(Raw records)
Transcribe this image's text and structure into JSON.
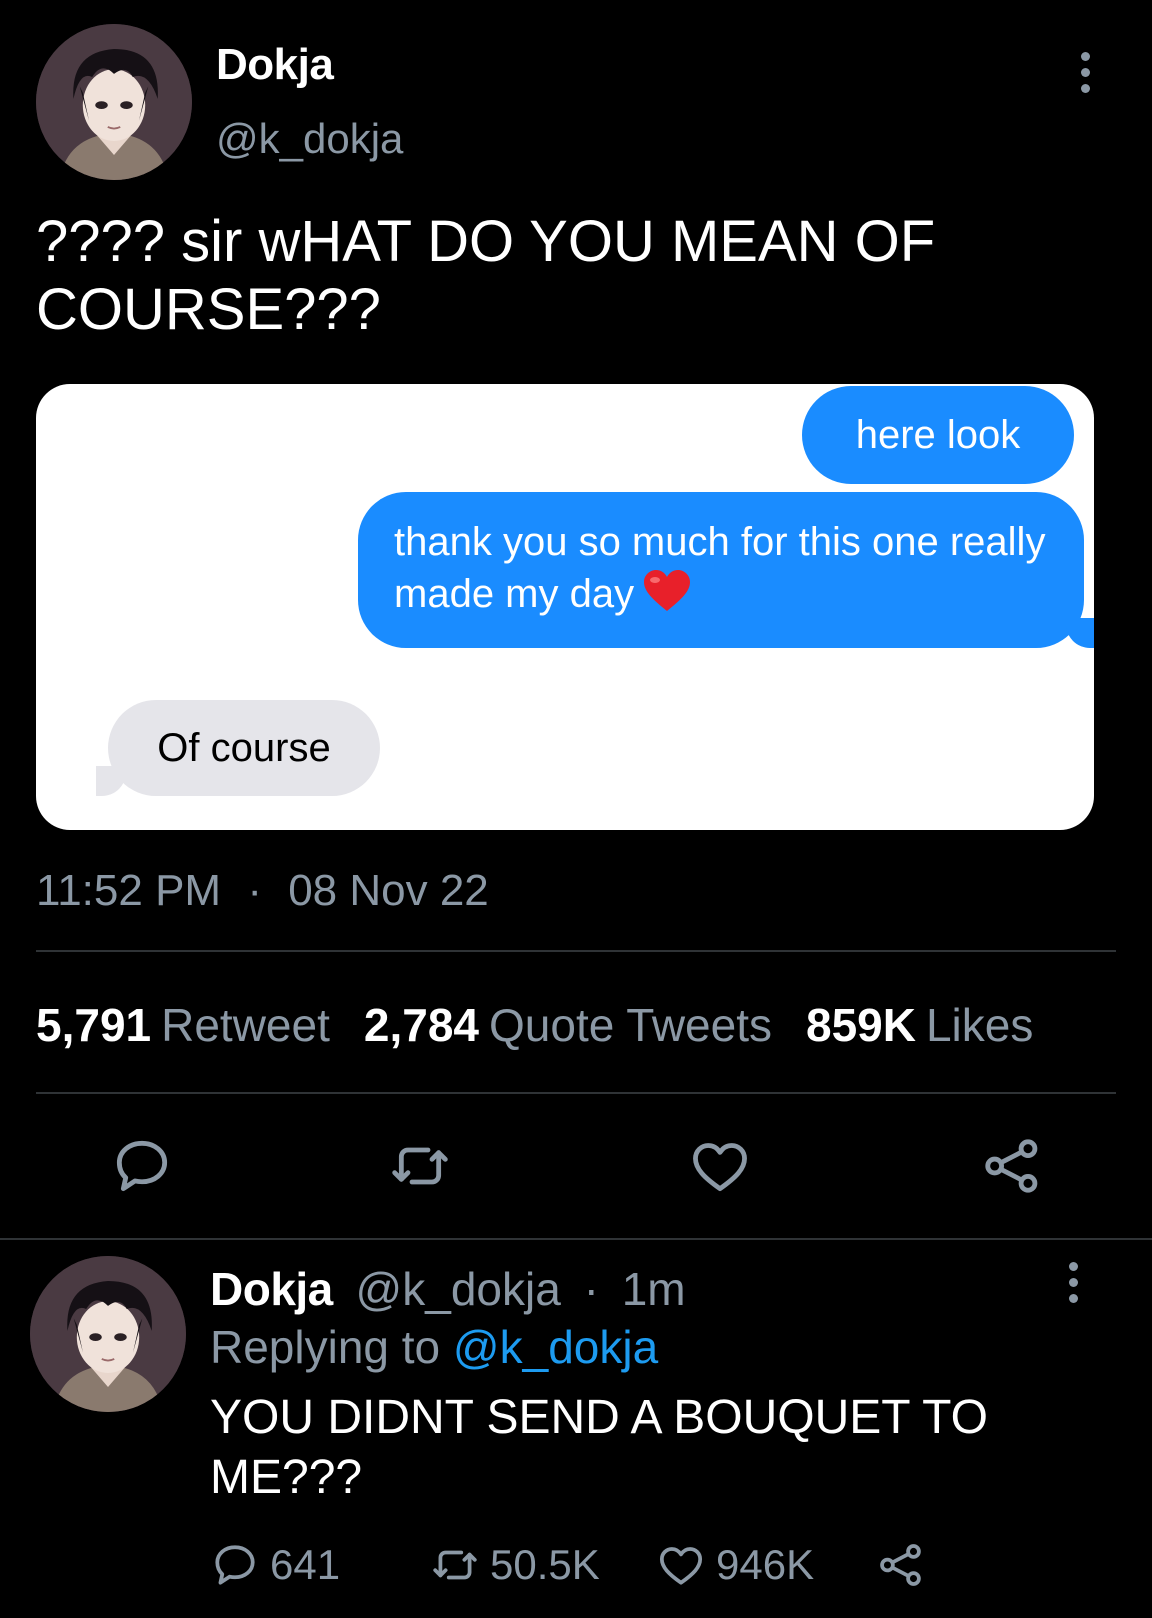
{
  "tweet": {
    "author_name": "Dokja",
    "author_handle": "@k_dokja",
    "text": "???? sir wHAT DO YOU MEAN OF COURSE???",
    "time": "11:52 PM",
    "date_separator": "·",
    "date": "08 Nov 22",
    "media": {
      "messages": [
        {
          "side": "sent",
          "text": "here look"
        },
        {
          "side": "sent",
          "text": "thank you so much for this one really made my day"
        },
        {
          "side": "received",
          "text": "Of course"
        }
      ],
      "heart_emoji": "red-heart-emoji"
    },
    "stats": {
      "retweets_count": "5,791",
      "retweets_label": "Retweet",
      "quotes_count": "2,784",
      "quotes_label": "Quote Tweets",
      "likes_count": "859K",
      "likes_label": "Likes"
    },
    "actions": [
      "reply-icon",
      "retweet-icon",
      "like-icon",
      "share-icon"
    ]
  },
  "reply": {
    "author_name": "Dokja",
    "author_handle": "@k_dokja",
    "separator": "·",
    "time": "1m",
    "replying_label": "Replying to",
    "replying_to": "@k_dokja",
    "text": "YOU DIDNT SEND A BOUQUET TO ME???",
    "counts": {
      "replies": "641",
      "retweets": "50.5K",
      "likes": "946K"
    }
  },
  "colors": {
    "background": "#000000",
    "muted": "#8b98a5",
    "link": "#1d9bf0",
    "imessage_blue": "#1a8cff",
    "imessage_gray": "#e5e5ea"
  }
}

--

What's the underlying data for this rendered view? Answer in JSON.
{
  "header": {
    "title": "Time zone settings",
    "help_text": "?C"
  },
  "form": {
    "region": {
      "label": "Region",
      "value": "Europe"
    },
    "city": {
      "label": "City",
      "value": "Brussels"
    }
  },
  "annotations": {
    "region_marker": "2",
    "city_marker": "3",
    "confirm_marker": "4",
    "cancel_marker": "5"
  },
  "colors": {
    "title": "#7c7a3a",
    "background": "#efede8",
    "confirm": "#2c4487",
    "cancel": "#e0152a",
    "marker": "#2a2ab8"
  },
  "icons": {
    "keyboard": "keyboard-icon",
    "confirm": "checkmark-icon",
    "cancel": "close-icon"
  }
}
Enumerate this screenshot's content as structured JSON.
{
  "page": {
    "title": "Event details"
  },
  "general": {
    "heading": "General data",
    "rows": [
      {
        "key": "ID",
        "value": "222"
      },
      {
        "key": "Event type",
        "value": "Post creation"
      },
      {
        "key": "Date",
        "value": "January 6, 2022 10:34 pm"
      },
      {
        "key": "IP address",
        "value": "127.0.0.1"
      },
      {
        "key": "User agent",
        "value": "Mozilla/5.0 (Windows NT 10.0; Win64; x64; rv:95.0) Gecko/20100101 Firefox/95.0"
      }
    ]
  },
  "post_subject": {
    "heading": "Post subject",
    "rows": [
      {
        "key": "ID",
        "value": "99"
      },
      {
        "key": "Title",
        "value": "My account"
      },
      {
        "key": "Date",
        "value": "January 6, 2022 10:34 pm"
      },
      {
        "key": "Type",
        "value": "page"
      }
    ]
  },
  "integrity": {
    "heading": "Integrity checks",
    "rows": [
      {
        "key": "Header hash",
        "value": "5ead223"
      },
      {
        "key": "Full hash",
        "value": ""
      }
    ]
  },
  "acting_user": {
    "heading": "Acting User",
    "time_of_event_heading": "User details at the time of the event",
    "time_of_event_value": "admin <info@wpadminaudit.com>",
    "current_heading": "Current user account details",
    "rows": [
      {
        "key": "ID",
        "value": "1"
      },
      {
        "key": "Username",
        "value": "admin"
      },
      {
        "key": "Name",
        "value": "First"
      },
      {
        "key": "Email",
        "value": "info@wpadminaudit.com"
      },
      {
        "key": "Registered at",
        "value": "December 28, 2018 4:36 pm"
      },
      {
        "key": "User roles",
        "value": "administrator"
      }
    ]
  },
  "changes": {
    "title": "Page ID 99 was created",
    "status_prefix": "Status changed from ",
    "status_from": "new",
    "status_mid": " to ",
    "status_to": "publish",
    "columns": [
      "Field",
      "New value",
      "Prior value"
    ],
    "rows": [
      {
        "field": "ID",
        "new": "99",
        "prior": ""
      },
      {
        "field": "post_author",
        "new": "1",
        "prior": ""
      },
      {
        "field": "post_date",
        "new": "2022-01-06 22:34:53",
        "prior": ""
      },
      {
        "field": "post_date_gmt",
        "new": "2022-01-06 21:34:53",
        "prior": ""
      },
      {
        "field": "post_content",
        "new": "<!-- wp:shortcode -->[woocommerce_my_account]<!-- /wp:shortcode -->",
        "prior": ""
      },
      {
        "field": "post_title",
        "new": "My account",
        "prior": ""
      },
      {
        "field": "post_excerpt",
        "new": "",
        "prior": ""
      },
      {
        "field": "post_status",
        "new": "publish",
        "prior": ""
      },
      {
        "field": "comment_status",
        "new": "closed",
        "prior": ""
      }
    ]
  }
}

> **REQUIREMENT**: Among the lines of the material, find those that hold the word "JSON" and copy them.

> **RESULT FOR THIS EXERCISE**:
Transcribe this image's text and structure into JSON.
What's the underlying data for this rendered view? Answer in JSON.
Enumerate this screenshot's content as structured JSON.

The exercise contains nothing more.